GIVEN TASK: Rewrite everything from the start of the records down to and including the line containing "- day-count-badge: 10: [639, 279, 659, 299]", with "settings-menu-button" changed to "options-menu-button" and nothing else altered.

EXERCISE INPUT:

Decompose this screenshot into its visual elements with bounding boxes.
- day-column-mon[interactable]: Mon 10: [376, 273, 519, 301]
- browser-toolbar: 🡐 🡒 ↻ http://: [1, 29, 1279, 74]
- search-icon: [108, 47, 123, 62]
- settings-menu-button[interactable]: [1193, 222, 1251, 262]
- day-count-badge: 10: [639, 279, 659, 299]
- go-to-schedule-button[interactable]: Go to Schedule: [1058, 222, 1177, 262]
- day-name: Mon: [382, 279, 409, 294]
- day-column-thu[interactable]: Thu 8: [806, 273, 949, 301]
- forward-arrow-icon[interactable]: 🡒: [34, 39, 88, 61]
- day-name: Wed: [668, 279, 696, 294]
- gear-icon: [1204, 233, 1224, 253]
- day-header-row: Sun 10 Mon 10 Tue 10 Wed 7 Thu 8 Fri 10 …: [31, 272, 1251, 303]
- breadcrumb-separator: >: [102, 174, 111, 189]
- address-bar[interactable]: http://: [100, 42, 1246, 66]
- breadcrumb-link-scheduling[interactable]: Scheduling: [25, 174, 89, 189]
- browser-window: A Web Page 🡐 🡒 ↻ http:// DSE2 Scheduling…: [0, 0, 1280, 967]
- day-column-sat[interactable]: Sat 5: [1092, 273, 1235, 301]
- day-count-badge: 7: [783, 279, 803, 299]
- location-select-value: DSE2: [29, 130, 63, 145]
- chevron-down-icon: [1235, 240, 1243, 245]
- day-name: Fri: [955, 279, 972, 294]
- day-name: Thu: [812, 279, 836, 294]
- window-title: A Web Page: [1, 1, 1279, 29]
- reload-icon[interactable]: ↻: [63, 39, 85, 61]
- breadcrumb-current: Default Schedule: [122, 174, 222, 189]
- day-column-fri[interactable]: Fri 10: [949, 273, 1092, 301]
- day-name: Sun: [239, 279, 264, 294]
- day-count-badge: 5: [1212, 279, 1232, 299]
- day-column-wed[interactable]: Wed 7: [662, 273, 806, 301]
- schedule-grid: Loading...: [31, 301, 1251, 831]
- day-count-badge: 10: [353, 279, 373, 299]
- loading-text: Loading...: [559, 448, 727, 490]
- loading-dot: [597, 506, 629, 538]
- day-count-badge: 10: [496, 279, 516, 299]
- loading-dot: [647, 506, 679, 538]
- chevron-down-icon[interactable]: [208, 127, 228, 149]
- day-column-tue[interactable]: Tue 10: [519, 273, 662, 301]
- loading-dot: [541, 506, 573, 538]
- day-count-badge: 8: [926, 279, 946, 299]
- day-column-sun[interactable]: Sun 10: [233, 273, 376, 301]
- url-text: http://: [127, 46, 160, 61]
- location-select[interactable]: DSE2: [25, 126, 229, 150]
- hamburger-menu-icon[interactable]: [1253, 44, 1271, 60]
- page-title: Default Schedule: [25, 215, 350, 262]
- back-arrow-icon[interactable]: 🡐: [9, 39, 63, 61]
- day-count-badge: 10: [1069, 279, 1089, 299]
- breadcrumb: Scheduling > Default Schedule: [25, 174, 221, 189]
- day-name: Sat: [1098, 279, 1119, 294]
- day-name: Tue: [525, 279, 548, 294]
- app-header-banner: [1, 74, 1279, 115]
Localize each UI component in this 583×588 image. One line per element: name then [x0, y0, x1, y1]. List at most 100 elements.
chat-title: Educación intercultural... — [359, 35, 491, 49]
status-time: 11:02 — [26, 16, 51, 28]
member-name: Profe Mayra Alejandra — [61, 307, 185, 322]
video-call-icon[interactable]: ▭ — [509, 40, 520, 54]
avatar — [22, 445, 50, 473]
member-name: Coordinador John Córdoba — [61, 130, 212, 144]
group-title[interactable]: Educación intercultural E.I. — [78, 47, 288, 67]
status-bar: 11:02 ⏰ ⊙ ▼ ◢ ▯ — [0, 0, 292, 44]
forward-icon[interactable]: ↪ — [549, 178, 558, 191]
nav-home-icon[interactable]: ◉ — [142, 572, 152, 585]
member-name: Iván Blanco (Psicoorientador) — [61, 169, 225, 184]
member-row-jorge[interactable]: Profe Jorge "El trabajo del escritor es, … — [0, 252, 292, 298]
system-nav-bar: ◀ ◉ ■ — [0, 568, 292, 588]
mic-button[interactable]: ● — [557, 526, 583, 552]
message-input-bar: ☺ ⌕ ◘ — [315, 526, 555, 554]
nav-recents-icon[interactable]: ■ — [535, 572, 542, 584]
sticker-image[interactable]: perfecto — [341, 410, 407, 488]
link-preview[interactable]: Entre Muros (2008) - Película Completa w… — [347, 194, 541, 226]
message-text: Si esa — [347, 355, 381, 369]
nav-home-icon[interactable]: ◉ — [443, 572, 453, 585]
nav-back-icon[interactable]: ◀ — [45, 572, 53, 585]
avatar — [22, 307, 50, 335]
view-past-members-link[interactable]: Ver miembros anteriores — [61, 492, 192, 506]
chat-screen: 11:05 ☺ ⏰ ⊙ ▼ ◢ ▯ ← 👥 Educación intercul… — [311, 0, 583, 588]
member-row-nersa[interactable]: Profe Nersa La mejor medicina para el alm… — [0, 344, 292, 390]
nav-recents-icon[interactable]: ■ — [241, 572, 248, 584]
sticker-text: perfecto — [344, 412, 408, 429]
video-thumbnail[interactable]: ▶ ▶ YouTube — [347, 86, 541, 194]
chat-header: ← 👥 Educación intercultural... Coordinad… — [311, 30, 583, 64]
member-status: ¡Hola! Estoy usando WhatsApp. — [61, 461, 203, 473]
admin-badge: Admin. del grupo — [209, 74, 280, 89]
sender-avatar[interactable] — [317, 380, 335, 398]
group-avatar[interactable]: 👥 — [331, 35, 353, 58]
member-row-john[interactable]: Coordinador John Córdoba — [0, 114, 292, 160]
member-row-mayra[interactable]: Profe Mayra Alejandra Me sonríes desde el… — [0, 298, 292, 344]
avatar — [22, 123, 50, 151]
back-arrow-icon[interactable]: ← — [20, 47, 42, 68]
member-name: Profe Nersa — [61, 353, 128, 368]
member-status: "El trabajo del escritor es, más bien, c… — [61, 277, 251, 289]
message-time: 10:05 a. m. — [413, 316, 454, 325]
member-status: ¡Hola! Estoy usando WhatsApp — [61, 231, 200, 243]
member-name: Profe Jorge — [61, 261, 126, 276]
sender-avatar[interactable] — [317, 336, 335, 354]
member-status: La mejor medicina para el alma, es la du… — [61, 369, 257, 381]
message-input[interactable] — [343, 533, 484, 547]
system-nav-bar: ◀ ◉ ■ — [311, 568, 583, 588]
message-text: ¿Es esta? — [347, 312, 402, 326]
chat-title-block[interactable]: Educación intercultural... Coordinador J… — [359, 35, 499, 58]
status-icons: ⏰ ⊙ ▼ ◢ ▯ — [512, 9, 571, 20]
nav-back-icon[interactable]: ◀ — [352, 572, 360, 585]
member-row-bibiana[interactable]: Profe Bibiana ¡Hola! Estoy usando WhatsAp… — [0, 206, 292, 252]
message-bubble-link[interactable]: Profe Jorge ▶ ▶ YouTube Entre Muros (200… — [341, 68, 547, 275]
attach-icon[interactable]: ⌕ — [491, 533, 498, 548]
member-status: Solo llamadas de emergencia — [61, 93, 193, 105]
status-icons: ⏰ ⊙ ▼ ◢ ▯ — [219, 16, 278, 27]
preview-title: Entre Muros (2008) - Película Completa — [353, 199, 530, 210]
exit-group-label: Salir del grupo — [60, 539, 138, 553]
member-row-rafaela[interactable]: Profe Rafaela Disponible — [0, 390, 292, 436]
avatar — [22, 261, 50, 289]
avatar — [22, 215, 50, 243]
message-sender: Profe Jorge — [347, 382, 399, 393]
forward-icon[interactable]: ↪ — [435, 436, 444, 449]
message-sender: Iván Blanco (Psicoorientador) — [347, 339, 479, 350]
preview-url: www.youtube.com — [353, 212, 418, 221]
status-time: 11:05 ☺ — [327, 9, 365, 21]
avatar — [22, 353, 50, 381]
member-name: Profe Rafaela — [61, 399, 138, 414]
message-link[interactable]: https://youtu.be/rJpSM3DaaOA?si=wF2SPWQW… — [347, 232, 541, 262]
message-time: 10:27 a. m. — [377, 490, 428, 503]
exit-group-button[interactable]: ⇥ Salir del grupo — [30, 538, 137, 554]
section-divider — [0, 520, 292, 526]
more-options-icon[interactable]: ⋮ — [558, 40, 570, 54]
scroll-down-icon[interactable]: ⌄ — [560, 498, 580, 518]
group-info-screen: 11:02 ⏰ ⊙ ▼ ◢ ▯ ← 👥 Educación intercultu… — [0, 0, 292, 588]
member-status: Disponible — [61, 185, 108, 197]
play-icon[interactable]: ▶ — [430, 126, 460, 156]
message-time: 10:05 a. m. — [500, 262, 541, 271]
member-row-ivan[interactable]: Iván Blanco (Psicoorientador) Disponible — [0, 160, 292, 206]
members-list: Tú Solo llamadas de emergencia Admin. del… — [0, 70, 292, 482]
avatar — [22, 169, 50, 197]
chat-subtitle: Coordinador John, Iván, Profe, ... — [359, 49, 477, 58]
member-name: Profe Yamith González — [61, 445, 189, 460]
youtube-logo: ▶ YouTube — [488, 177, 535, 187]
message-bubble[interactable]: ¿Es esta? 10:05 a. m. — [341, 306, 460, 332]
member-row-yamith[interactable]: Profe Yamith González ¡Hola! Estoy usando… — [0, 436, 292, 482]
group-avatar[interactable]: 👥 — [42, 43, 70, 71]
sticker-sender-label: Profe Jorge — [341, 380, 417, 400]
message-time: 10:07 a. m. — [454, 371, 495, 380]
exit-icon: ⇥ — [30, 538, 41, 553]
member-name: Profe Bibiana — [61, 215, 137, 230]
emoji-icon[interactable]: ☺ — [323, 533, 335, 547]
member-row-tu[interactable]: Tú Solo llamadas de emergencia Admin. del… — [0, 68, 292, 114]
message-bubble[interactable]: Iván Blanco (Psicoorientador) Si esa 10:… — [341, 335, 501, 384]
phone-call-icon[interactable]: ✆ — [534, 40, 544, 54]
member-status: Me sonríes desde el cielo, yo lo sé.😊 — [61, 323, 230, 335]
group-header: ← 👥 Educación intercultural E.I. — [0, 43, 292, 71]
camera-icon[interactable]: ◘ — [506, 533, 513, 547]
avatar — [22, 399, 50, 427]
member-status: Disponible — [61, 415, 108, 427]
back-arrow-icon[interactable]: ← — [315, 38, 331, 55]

OUTPUT:
Decompose this screenshot into its visual elements with bounding boxes.
- day-column-mon[interactable]: Mon 10: [376, 273, 519, 301]
- browser-toolbar: 🡐 🡒 ↻ http://: [1, 29, 1279, 74]
- search-icon: [108, 47, 123, 62]
- options-menu-button[interactable]: [1193, 222, 1251, 262]
- day-count-badge: 10: [639, 279, 659, 299]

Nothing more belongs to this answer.